▸ Objective:
Go through the listing and write out all of it exactly.

Stored data entries
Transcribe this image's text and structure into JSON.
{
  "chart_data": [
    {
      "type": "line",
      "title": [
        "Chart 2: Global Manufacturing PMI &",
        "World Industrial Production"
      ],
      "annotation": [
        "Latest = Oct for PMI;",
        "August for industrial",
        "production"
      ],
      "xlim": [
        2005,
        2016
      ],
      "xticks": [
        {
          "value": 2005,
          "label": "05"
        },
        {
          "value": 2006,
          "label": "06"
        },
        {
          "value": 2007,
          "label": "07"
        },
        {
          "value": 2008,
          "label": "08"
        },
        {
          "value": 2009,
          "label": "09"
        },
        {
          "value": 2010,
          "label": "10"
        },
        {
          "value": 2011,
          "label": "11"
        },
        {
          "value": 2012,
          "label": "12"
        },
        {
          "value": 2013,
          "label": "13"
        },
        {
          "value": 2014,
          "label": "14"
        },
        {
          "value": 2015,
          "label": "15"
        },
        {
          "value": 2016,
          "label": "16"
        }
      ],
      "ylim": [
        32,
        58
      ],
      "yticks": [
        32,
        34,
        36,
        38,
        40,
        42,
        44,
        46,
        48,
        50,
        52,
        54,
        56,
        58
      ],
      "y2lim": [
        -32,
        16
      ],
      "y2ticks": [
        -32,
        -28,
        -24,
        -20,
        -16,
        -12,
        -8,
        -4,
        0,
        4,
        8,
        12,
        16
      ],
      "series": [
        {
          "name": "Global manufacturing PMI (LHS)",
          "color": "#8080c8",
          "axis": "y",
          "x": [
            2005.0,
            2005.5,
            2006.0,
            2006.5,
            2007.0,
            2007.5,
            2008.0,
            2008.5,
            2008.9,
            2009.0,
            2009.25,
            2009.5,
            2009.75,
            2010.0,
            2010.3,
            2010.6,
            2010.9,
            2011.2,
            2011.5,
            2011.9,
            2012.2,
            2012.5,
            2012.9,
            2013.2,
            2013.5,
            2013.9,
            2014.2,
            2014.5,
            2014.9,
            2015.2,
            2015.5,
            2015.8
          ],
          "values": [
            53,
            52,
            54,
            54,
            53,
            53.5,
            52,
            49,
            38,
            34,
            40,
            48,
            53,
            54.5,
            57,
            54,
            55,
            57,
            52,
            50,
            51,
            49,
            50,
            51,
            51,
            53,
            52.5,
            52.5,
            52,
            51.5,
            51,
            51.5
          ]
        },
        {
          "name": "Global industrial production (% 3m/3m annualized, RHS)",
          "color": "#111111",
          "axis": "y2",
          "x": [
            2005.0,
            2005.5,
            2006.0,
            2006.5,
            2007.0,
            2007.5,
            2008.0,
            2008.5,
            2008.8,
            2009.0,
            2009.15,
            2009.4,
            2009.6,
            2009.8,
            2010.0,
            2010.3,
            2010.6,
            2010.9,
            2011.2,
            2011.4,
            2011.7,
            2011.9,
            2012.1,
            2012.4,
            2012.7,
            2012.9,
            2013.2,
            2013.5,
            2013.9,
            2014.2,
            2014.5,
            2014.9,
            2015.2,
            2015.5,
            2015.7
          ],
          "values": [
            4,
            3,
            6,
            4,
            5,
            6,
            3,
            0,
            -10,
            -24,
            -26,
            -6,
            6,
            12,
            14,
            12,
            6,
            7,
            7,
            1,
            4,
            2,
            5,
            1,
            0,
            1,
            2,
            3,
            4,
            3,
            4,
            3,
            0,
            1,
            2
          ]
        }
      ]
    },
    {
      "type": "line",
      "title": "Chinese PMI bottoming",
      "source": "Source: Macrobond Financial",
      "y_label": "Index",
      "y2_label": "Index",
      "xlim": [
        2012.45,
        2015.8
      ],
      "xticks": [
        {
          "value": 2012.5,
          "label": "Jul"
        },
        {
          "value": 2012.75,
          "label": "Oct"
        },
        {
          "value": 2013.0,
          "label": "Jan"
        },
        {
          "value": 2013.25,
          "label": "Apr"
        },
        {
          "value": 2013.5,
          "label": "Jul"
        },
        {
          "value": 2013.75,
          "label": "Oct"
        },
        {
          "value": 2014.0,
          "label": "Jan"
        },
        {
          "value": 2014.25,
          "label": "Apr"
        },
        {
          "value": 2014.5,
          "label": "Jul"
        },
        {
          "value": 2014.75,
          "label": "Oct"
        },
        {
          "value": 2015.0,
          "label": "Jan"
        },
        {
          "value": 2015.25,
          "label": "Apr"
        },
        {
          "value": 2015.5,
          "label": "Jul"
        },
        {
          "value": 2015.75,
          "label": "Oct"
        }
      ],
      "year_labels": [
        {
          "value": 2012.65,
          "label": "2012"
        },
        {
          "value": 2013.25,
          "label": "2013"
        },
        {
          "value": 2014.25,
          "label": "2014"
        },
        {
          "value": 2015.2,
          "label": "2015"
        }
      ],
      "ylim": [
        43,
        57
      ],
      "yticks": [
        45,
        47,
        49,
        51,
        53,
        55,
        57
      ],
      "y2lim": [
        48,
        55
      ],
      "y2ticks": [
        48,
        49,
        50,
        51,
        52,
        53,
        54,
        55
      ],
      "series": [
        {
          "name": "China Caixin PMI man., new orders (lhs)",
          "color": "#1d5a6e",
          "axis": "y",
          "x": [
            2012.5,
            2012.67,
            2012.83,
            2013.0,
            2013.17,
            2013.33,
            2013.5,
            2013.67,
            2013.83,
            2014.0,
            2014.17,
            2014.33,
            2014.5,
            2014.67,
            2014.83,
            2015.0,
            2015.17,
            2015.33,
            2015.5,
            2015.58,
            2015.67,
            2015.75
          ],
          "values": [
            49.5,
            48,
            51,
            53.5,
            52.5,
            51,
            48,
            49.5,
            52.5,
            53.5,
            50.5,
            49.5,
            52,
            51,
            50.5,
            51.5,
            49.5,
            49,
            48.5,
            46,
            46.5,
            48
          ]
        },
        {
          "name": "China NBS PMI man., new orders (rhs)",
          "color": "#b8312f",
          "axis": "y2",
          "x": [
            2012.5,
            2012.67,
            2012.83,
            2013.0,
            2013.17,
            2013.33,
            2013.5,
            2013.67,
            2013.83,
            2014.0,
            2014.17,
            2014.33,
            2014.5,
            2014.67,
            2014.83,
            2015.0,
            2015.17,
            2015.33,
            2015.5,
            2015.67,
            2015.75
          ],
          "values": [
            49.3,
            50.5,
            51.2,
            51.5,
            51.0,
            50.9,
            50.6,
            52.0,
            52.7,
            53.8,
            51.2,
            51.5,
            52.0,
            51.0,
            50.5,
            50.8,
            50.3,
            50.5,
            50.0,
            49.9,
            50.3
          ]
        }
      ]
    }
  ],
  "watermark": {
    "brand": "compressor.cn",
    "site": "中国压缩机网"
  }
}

▸ Exercise output:
Transcribe this image's text and structure into JSON.
{
  "chart_data": [
    {
      "type": "line",
      "title": [
        "Chart 2: Global Manufacturing PMI &",
        "World Industrial Production"
      ],
      "annotation": [
        "Latest = Oct for PMI;",
        "August for industrial",
        "production"
      ],
      "xlim": [
        2005,
        2016
      ],
      "xticks": [
        {
          "value": 2005,
          "label": "05"
        },
        {
          "value": 2006,
          "label": "06"
        },
        {
          "value": 2007,
          "label": "07"
        },
        {
          "value": 2008,
          "label": "08"
        },
        {
          "value": 2009,
          "label": "09"
        },
        {
          "value": 2010,
          "label": "10"
        },
        {
          "value": 2011,
          "label": "11"
        },
        {
          "value": 2012,
          "label": "12"
        },
        {
          "value": 2013,
          "label": "13"
        },
        {
          "value": 2014,
          "label": "14"
        },
        {
          "value": 2015,
          "label": "15"
        },
        {
          "value": 2016,
          "label": "16"
        }
      ],
      "ylim": [
        32,
        58
      ],
      "yticks": [
        32,
        34,
        36,
        38,
        40,
        42,
        44,
        46,
        48,
        50,
        52,
        54,
        56,
        58
      ],
      "y2lim": [
        -32,
        16
      ],
      "y2ticks": [
        -32,
        -28,
        -24,
        -20,
        -16,
        -12,
        -8,
        -4,
        0,
        4,
        8,
        12,
        16
      ],
      "series": [
        {
          "name": "Global manufacturing PMI (LHS)",
          "color": "#8080c8",
          "axis": "y",
          "x": [
            2005.0,
            2005.5,
            2006.0,
            2006.5,
            2007.0,
            2007.5,
            2008.0,
            2008.5,
            2008.9,
            2009.0,
            2009.25,
            2009.5,
            2009.75,
            2010.0,
            2010.3,
            2010.6,
            2010.9,
            2011.2,
            2011.5,
            2011.9,
            2012.2,
            2012.5,
            2012.9,
            2013.2,
            2013.5,
            2013.9,
            2014.2,
            2014.5,
            2014.9,
            2015.2,
            2015.5,
            2015.8
          ],
          "values": [
            53,
            52,
            54,
            54,
            53,
            53.5,
            52,
            49,
            38,
            34,
            40,
            48,
            53,
            54.5,
            57,
            54,
            55,
            57,
            52,
            50,
            51,
            49,
            50,
            51,
            51,
            53,
            52.5,
            52.5,
            52,
            51.5,
            51,
            51.5
          ]
        },
        {
          "name": "Global industrial production (% 3m/3m annualized, RHS)",
          "color": "#111111",
          "axis": "y2",
          "x": [
            2005.0,
            2005.5,
            2006.0,
            2006.5,
            2007.0,
            2007.5,
            2008.0,
            2008.5,
            2008.8,
            2009.0,
            2009.15,
            2009.4,
            2009.6,
            2009.8,
            2010.0,
            2010.3,
            2010.6,
            2010.9,
            2011.2,
            2011.4,
            2011.7,
            2011.9,
            2012.1,
            2012.4,
            2012.7,
            2012.9,
            2013.2,
            2013.5,
            2013.9,
            2014.2,
            2014.5,
            2014.9,
            2015.2,
            2015.5,
            2015.7
          ],
          "values": [
            4,
            3,
            6,
            4,
            5,
            6,
            3,
            0,
            -10,
            -24,
            -26,
            -6,
            6,
            12,
            14,
            12,
            6,
            7,
            7,
            1,
            4,
            2,
            5,
            1,
            0,
            1,
            2,
            3,
            4,
            3,
            4,
            3,
            0,
            1,
            2
          ]
        }
      ]
    },
    {
      "type": "line",
      "title": "Chinese PMI bottoming",
      "source": "Source: Macrobond Financial",
      "y_label": "Index",
      "y2_label": "Index",
      "xlim": [
        2012.45,
        2015.8
      ],
      "xticks": [
        {
          "value": 2012.5,
          "label": "Jul"
        },
        {
          "value": 2012.75,
          "label": "Oct"
        },
        {
          "value": 2013.0,
          "label": "Jan"
        },
        {
          "value": 2013.25,
          "label": "Apr"
        },
        {
          "value": 2013.5,
          "label": "Jul"
        },
        {
          "value": 2013.75,
          "label": "Oct"
        },
        {
          "value": 2014.0,
          "label": "Jan"
        },
        {
          "value": 2014.25,
          "label": "Apr"
        },
        {
          "value": 2014.5,
          "label": "Jul"
        },
        {
          "value": 2014.75,
          "label": "Oct"
        },
        {
          "value": 2015.0,
          "label": "Jan"
        },
        {
          "value": 2015.25,
          "label": "Apr"
        },
        {
          "value": 2015.5,
          "label": "Jul"
        },
        {
          "value": 2015.75,
          "label": "Oct"
        }
      ],
      "year_labels": [
        {
          "value": 2012.65,
          "label": "2012"
        },
        {
          "value": 2013.25,
          "label": "2013"
        },
        {
          "value": 2014.25,
          "label": "2014"
        },
        {
          "value": 2015.2,
          "label": "2015"
        }
      ],
      "ylim": [
        43,
        57
      ],
      "yticks": [
        45,
        47,
        49,
        51,
        53,
        55,
        57
      ],
      "y2lim": [
        48,
        55
      ],
      "y2ticks": [
        48,
        49,
        50,
        51,
        52,
        53,
        54,
        55
      ],
      "series": [
        {
          "name": "China Caixin PMI man., new orders (lhs)",
          "color": "#1d5a6e",
          "axis": "y",
          "x": [
            2012.5,
            2012.67,
            2012.83,
            2013.0,
            2013.17,
            2013.33,
            2013.5,
            2013.67,
            2013.83,
            2014.0,
            2014.17,
            2014.33,
            2014.5,
            2014.67,
            2014.83,
            2015.0,
            2015.17,
            2015.33,
            2015.5,
            2015.58,
            2015.67,
            2015.75
          ],
          "values": [
            49.5,
            48,
            51,
            53.5,
            52.5,
            51,
            48,
            49.5,
            52.5,
            53.5,
            50.5,
            49.5,
            52,
            51,
            50.5,
            51.5,
            49.5,
            49,
            48.5,
            46,
            46.5,
            48
          ]
        },
        {
          "name": "China NBS PMI man., new orders (rhs)",
          "color": "#b8312f",
          "axis": "y2",
          "x": [
            2012.5,
            2012.67,
            2012.83,
            2013.0,
            2013.17,
            2013.33,
            2013.5,
            2013.67,
            2013.83,
            2014.0,
            2014.17,
            2014.33,
            2014.5,
            2014.67,
            2014.83,
            2015.0,
            2015.17,
            2015.33,
            2015.5,
            2015.67,
            2015.75
          ],
          "values": [
            49.3,
            50.5,
            51.2,
            51.5,
            51.0,
            50.9,
            50.6,
            52.0,
            52.7,
            53.8,
            51.2,
            51.5,
            52.0,
            51.0,
            50.5,
            50.8,
            50.3,
            50.5,
            50.0,
            49.9,
            50.3
          ]
        }
      ]
    }
  ],
  "watermark": {
    "brand": "compressor.cn",
    "site": "中国压缩机网"
  }
}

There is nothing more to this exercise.